▸ **Task instructions**: Look through the listing below and report how many lines contain "清除害群之马", as a bare number.

[Begin Raw data]

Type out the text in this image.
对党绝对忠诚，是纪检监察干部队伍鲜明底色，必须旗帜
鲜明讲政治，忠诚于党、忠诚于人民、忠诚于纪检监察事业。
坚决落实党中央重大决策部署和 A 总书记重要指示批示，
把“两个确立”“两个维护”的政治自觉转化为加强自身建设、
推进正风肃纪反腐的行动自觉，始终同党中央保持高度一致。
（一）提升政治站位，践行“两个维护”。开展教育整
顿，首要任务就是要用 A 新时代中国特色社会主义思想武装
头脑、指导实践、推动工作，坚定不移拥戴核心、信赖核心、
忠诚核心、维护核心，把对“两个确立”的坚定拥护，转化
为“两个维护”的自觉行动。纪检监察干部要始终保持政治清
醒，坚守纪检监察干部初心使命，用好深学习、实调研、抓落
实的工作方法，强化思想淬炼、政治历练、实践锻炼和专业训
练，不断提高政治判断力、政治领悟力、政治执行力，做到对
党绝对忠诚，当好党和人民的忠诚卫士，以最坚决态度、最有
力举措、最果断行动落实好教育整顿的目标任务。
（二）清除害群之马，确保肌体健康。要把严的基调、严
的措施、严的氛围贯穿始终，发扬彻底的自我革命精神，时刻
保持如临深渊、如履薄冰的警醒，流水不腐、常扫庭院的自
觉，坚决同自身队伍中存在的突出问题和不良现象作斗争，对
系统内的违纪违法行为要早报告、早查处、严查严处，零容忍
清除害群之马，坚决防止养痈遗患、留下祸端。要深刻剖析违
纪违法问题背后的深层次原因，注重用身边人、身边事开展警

[End Raw data]

▸ **Task response**: 2